Write out each line word for word. Drop pictures.

— Start of Information supplied —

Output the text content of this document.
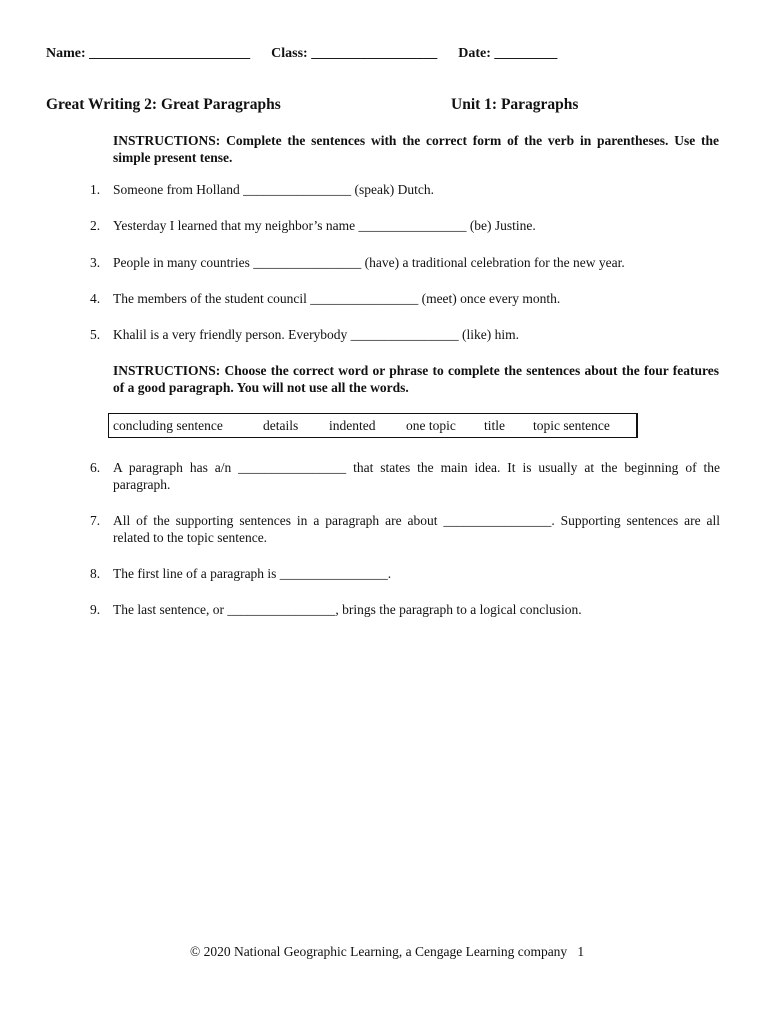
Name: _______________________ Class: __________________ Date: _________
Great Writing 2: Great Paragraphs	Unit 1: Paragraphs
INSTRUCTIONS: Complete the sentences with the correct form of the verb in parentheses. Use the simple present tense.
1. Someone from Holland ________________ (speak) Dutch.
2. Yesterday I learned that my neighbor’s name ________________ (be) Justine.
3. People in many countries ________________ (have) a traditional celebration for the new year.
4. The members of the student council ________________ (meet) once every month.
5. Khalil is a very friendly person. Everybody ________________ (like) him.
INSTRUCTIONS: Choose the correct word or phrase to complete the sentences about the four features of a good paragraph. You will not use all the words.
concluding sentence	details indented one topic title topic sentence
6. A paragraph has a/n ________________ that states the main idea. It is usually at the beginning of the paragraph.
7. All of the supporting sentences in a paragraph are about ________________. Supporting sentences are all related to the topic sentence.
8. The first line of a paragraph is ________________.
9. The last sentence, or ________________, brings the paragraph to a logical conclusion.
© 2020 National Geographic Learning, a Cengage Learning company 1
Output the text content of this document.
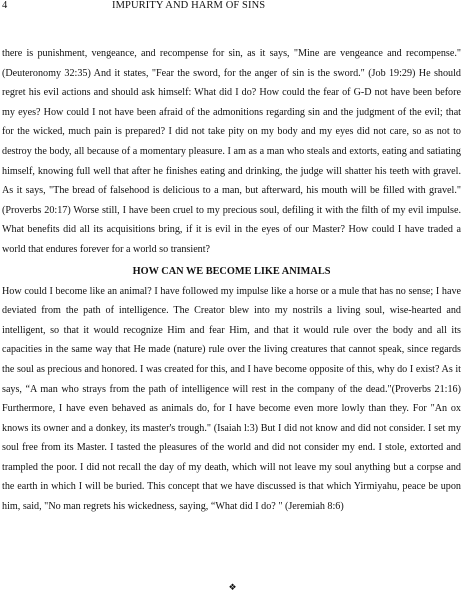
4	IMPURITY AND HARM OF SINS

there is punishment, vengeance, and recompense for sin, as it says, "Mine are vengeance and recompense." (Deuteronomy 32:35) And it states, "Fear the sword, for the anger of sin is the sword." (Job 19:29) He should regret his evil actions and should ask himself: What did I do? How could the fear of G-D not have been before my eyes? How could I not have been afraid of the admonitions regarding sin and the judgment of the evil; that for the wicked, much pain is prepared? I did not take pity on my body and my eyes did not care, so as not to destroy the body, all because of a momentary pleasure. I am as a man who steals and extorts, eating and satiating himself, knowing full well that after he finishes eating and drinking, the judge will shatter his teeth with gravel. As it says, "The bread of falsehood is delicious to a man, but afterward, his mouth will be filled with gravel." (Proverbs 20:17) Worse still, I have been cruel to my precious soul, defiling it with the filth of my evil impulse. What benefits did all its acquisitions bring, if it is evil in the eyes of our Master? How could I have traded a world that endures forever for a world so transient?

HOW CAN WE BECOME LIKE ANIMALS

How could I become like an animal? I have followed my impulse like a horse or a mule that has no sense; I have deviated from the path of intelligence. The Creator blew into my nostrils a living soul, wise-hearted and intelligent, so that it would recognize Him and fear Him, and that it would rule over the body and all its capacities in the same way that He made (nature) rule over the living creatures that cannot speak, since regards the soul as precious and honored. I was created for this, and I have become opposite of this, why do I exist? As it says, “A man who strays from the path of intelligence will rest in the company of the dead."(Proverbs 21:16) Furthermore, I have even behaved as animals do, for I have become even more lowly than they. For "An ox knows its owner and a donkey, its master's trough." (Isaiah l:3) But I did not know and did not consider. I set my soul free from its Master. I tasted the pleasures of the world and did not consider my end. I stole, extorted and trampled the poor. I did not recall the day of my death, which will not leave my soul anything but a corpse and the earth in which I will be buried. This concept that we have discussed is that which Yirmiyahu, peace be upon him, said, "No man regrets his wickedness, saying, “What did I do? " (Jeremiah 8:6)

❖
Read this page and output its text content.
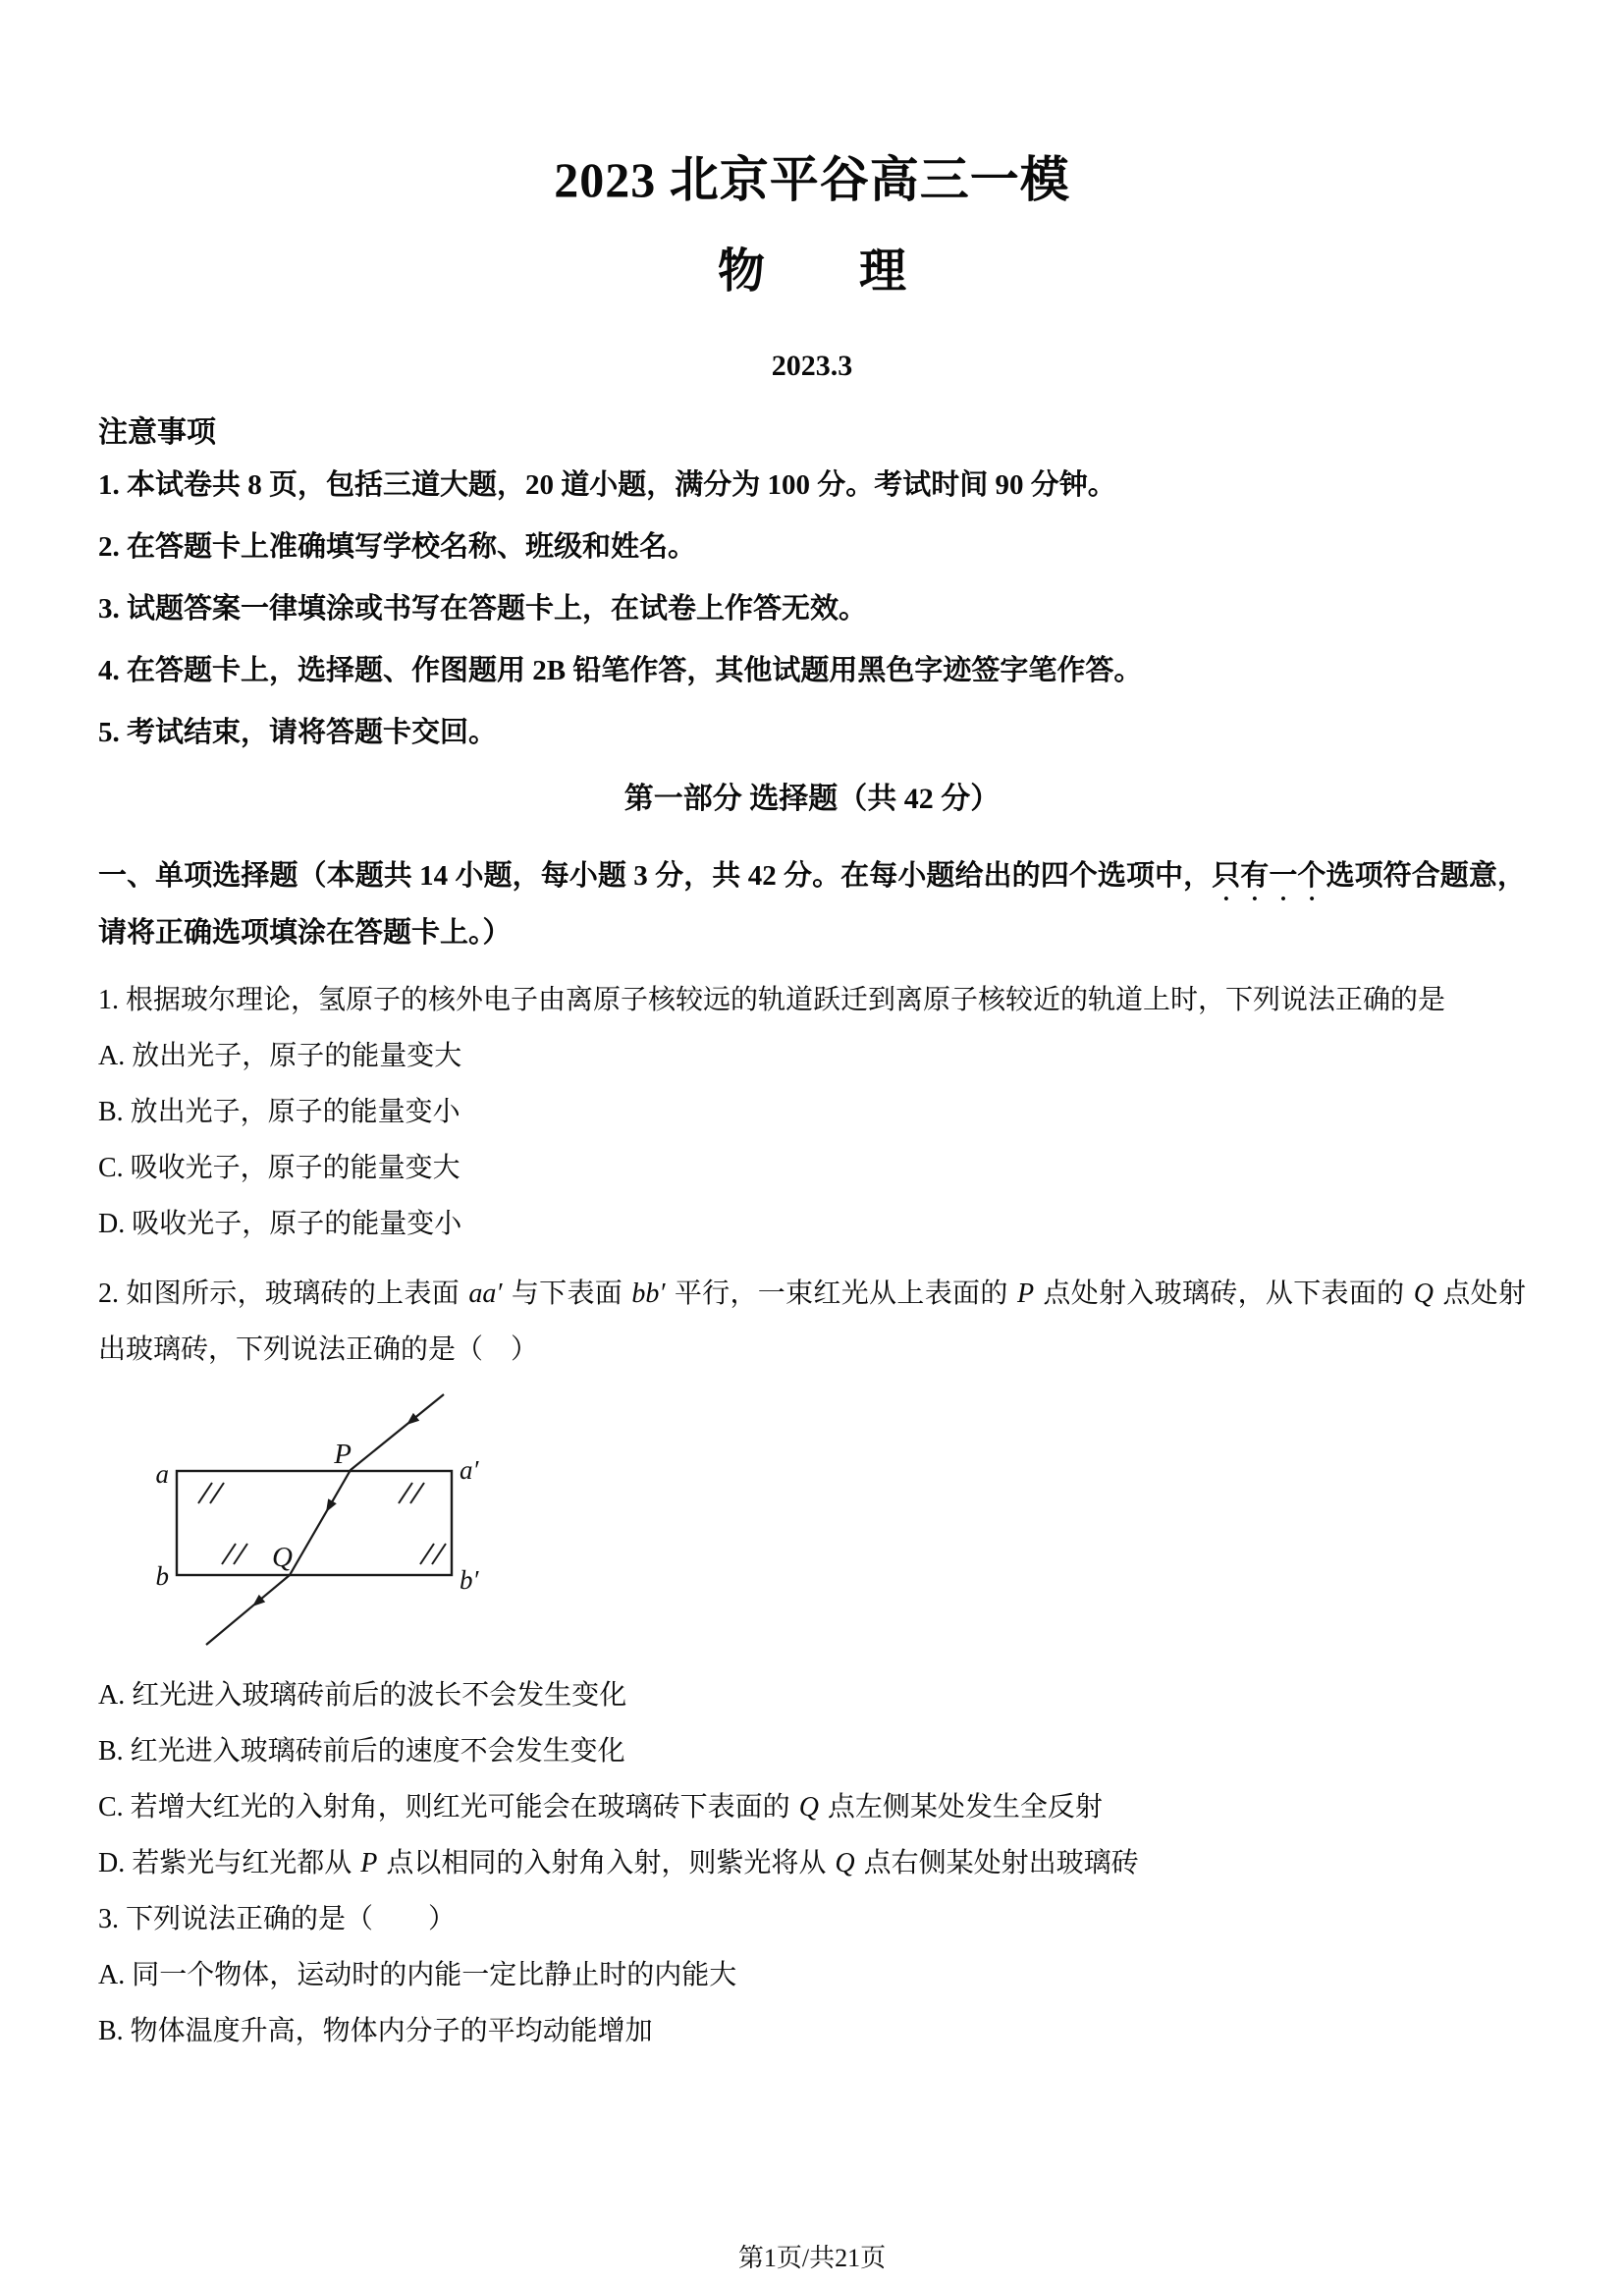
2023 北京平谷高三一模
物　　理
2023.3
注意事项

1. 本试卷共 8 页，包括三道大题，20 道小题，满分为 100 分。考试时间 90 分钟。

2. 在答题卡上准确填写学校名称、班级和姓名。

3. 试题答案一律填涂或书写在答题卡上，在试卷上作答无效。

4. 在答题卡上，选择题、作图题用 2B 铅笔作答，其他试题用黑色字迹签字笔作答。

5. 考试结束，请将答题卡交回。

第一部分 选择题（共 42 分）

一、单项选择题（本题共 14 小题，每小题 3 分，共 42 分。在每小题给出的四个选项中，只有一个选项符合题意，请将正确选项填涂在答题卡上。）

1. 根据玻尔理论，氢原子的核外电子由离原子核较远的轨道跃迁到离原子核较近的轨道上时，下列说法正确的是

A. 放出光子，原子的能量变大

B. 放出光子，原子的能量变小

C. 吸收光子，原子的能量变大

D. 吸收光子，原子的能量变小

2. 如图所示，玻璃砖的上表面 aa′ 与下表面 bb′ 平行，一束红光从上表面的 P 点处射入玻璃砖，从下表面的 Q 点处射出玻璃砖，下列说法正确的是（　）

a	a′
b	b′
P
Q

A. 红光进入玻璃砖前后的波长不会发生变化

B. 红光进入玻璃砖前后的速度不会发生变化

C. 若增大红光的入射角，则红光可能会在玻璃砖下表面的 Q 点左侧某处发生全反射

D. 若紫光与红光都从 P 点以相同的入射角入射，则紫光将从 Q 点右侧某处射出玻璃砖

3. 下列说法正确的是（　　）

A. 同一个物体，运动时的内能一定比静止时的内能大

B. 物体温度升高，物体内分子的平均动能增加

第1页/共21页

— End of Information supplied —

## Task result
Output the text content of this document.
Name: _______________________ Class: __________________ Date: _________
Great Writing 2: Great Paragraphs	Unit 1: Paragraphs
INSTRUCTIONS: Complete the sentences with the correct form of the verb in parentheses. Use the simple present tense.
1. Someone from Holland ________________ (speak) Dutch.
2. Yesterday I learned that my neighbor’s name ________________ (be) Justine.
3. People in many countries ________________ (have) a traditional celebration for the new year.
4. The members of the student council ________________ (meet) once every month.
5. Khalil is a very friendly person. Everybody ________________ (like) him.
INSTRUCTIONS: Choose the correct word or phrase to complete the sentences about the four features of a good paragraph. You will not use all the words.
concluding sentence	details indented one topic title topic sentence
6. A paragraph has a/n ________________ that states the main idea. It is usually at the beginning of the paragraph.
7. All of the supporting sentences in a paragraph are about ________________. Supporting sentences are all related to the topic sentence.
8. The first line of a paragraph is ________________.
9. The last sentence, or ________________, brings the paragraph to a logical conclusion.
© 2020 National Geographic Learning, a Cengage Learning company 1
Output the text content of this document.
4	IMPURITY AND HARM OF SINS

there is punishment, vengeance, and recompense for sin, as it says, "Mine are vengeance and recompense." (Deuteronomy 32:35) And it states, "Fear the sword, for the anger of sin is the sword." (Job 19:29) He should regret his evil actions and should ask himself: What did I do? How could the fear of G-D not have been before my eyes? How could I not have been afraid of the admonitions regarding sin and the judgment of the evil; that for the wicked, much pain is prepared? I did not take pity on my body and my eyes did not care, so as not to destroy the body, all because of a momentary pleasure. I am as a man who steals and extorts, eating and satiating himself, knowing full well that after he finishes eating and drinking, the judge will shatter his teeth with gravel. As it says, "The bread of falsehood is delicious to a man, but afterward, his mouth will be filled with gravel." (Proverbs 20:17) Worse still, I have been cruel to my precious soul, defiling it with the filth of my evil impulse. What benefits did all its acquisitions bring, if it is evil in the eyes of our Master? How could I have traded a world that endures forever for a world so transient?

HOW CAN WE BECOME LIKE ANIMALS

How could I become like an animal? I have followed my impulse like a horse or a mule that has no sense; I have deviated from the path of intelligence. The Creator blew into my nostrils a living soul, wise-hearted and intelligent, so that it would recognize Him and fear Him, and that it would rule over the body and all its capacities in the same way that He made (nature) rule over the living creatures that cannot speak, since regards the soul as precious and honored. I was created for this, and I have become opposite of this, why do I exist? As it says, “A man who strays from the path of intelligence will rest in the company of the dead."(Proverbs 21:16) Furthermore, I have even behaved as animals do, for I have become even more lowly than they. For "An ox knows its owner and a donkey, its master's trough." (Isaiah l:3) But I did not know and did not consider. I set my soul free from its Master. I tasted the pleasures of the world and did not consider my end. I stole, extorted and trampled the poor. I did not recall the day of my death, which will not leave my soul anything but a corpse and the earth in which I will be buried. This concept that we have discussed is that which Yirmiyahu, peace be upon him, said, "No man regrets his wickedness, saying, “What did I do? " (Jeremiah 8:6)

❖
Read this page and output its text content.
2023 北京平谷高三一模
物　　理
2023.3
注意事项

1. 本试卷共 8 页，包括三道大题，20 道小题，满分为 100 分。考试时间 90 分钟。

2. 在答题卡上准确填写学校名称、班级和姓名。

3. 试题答案一律填涂或书写在答题卡上，在试卷上作答无效。

4. 在答题卡上，选择题、作图题用 2B 铅笔作答，其他试题用黑色字迹签字笔作答。

5. 考试结束，请将答题卡交回。

第一部分 选择题（共 42 分）

一、单项选择题（本题共 14 小题，每小题 3 分，共 42 分。在每小题给出的四个选项中，只有一个选项符合题意，请将正确选项填涂在答题卡上。）

1. 根据玻尔理论，氢原子的核外电子由离原子核较远的轨道跃迁到离原子核较近的轨道上时，下列说法正确的是

A. 放出光子，原子的能量变大

B. 放出光子，原子的能量变小

C. 吸收光子，原子的能量变大

D. 吸收光子，原子的能量变小

2. 如图所示，玻璃砖的上表面 aa′ 与下表面 bb′ 平行，一束红光从上表面的 P 点处射入玻璃砖，从下表面的 Q 点处射出玻璃砖，下列说法正确的是（　）

a	a′
b	b′
P
Q

A. 红光进入玻璃砖前后的波长不会发生变化

B. 红光进入玻璃砖前后的速度不会发生变化

C. 若增大红光的入射角，则红光可能会在玻璃砖下表面的 Q 点左侧某处发生全反射

D. 若紫光与红光都从 P 点以相同的入射角入射，则紫光将从 Q 点右侧某处射出玻璃砖

3. 下列说法正确的是（　　）

A. 同一个物体，运动时的内能一定比静止时的内能大

B. 物体温度升高，物体内分子的平均动能增加

第1页/共21页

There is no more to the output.